DOCUMENT
For full control over per-axis bandwidths or pre-scaled positions, the low-level functional API is also exposed:

from warpconvnet.nn.functional.permutohedral import permutohedral_filter
out = permutohedral_filter(positions, features, sigmas=[16, 16, 12, 12, 12, 1])

`FastBilateralSolver` — Barron–Poole 2015¶

Confidence-weighted smoothing built on top of BilateralGrid:

\[ \arg\min_x \; \lVert \sqrt{c} \cdot (x - t) \rVert^2 + \lambda \, x^\top (D - \bar{B}) x \]

Solved in grid space via PCG with a Jacobi preconditioner; result is sliced back to per-input estimates. Useful for depth super-resolution, label propagation with a data term, or any noisy observation \(t\) with per-point confidence \(c\).

solver = wn.FastBilateralSolver(
    sigma_xyz=0.05, sigma_feat=20.0,
    lam=128.0, max_iters=25, tol=1e-5,
)
smoothed = solver(src_xyz, src_feat, target, confidence)

Sinkhorn-style bistochastization runs by default; disable via the underlying bilateral_solver(grid, ..., bistochastize=False) if extreme confidence values cause non-finite scaling factors.

Worked example: 2D image denoising¶

Image denoising is the canonical bilateral demo: each pixel is a point with a 2D position and a 3D color, the guide is concat(xy/sigma_xy, rgb/sigma_rgb), and the value being filtered is the noisy color itself.

The example below applies all three filter families to the NASA astronaut test image (public domain, shipped with scikit-image) corrupted with Gaussian noise of variance 0.01. End-to-end times are on an RTX 6000 Ada at 512×512 = 262k "points" with \(\sigma_{xy} = 4\), \(\sigma_{rgb} = 0.1\).

COLLECTED MATERIAL
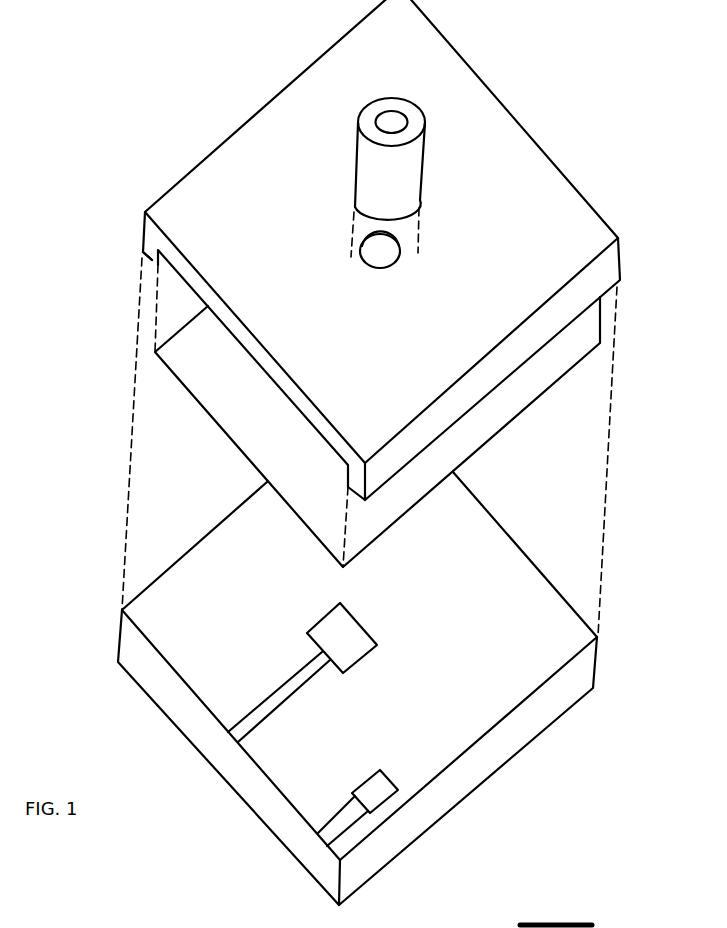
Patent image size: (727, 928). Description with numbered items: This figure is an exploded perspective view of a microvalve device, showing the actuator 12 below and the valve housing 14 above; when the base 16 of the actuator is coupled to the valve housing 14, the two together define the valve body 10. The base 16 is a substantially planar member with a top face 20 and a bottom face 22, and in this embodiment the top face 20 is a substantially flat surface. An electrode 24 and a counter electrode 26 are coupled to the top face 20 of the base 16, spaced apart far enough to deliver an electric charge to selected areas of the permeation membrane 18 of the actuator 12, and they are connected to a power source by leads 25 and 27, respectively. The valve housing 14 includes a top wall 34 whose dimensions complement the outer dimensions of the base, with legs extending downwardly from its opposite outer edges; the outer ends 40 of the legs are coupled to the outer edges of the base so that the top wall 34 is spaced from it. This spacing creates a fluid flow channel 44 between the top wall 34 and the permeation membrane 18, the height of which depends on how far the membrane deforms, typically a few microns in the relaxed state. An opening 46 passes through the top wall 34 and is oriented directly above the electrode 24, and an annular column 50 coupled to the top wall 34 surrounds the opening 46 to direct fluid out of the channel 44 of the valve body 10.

ACTIONS TO TAKE
A – Answer these questions about the bilateral filtering page, one per line, marked (i), (ii), (iii):
(i) What preconditioner does the FastBilateralSolver pair with PCG?
(ii) What variance of Gaussian noise corrupts the test image?
(iii) On which GPU were the end-to-end times measured?
B – Please set down the part of the bilateral filtering page starting at "Confidence-weighted smoothing built" and ending at "non-finite scaling factors.".
C – Resume the bilateral filtering page from the point where it stops.

FINAL RESULTS
A –
(i) A Jacobi preconditioner
(ii) 0.01
(iii) An RTX 6000 Ada

B –
Confidence-weighted smoothing built on top of BilateralGrid:

\[ \arg\min_x \; \lVert \sqrt{c} \cdot (x - t) \rVert^2 + \lambda \, x^\top (D - \bar{B}) x \]

Solved in grid space via PCG with a Jacobi preconditioner; result is sliced back to per-input estimates. Useful for depth super-resolution, label propagation with a data term, or any noisy observation \(t\) with per-point confidence \(c\).

solver = wn.FastBilateralSolver(
    sigma_xyz=0.05, sigma_feat=20.0,
    lam=128.0, max_iters=25, tol=1e-5,
)
smoothed = solver(src_xyz, src_feat, target, confidence)

Sinkhorn-style bistochastization runs by default; disable via the underlying bilateral_solver(grid, ..., bistochastize=False) if extreme confidence values cause non-finite scaling factors.

C –
Input¶

Original	Noisy (Gaussian, var=0.01) — 20.70 dB

Output¶

KNN (k=24) — 23.67 dB / ~3.3 s	Grid — 23.94 dB / ~63 ms	Permutohedral — 24.68 dB / ~11 ms

Filter	Time	PSNR (dB)	Notes
Noisy input (reference)	—	20.70	Gaussian noise, var = 0.01
`BilateralFilter` (KNN, k=24)	~3.3 s	23.67	Exact Gaussian, \(O(N \cdot k)\)
`BilateralFilterGrid`	~63 ms	23.94	\(d=5\) sparse cube
`BilateralPermutohedralFilter`	~11 ms	24.68	\(d=5\) permutohedral lattice

PSNR is computed against the clean original with data_range=1.0. The permutohedral lattice is both fastest and highest PSNR here — its conservative reconstruction (3-tap Gaussian on \((d{+}1)\) lattice axes) preserves edges slightly better than the \(d\)-cube grid at this bandwidth, and noticeably better than the limited-\(K\) KNN filter where boundary neighbors get clipped.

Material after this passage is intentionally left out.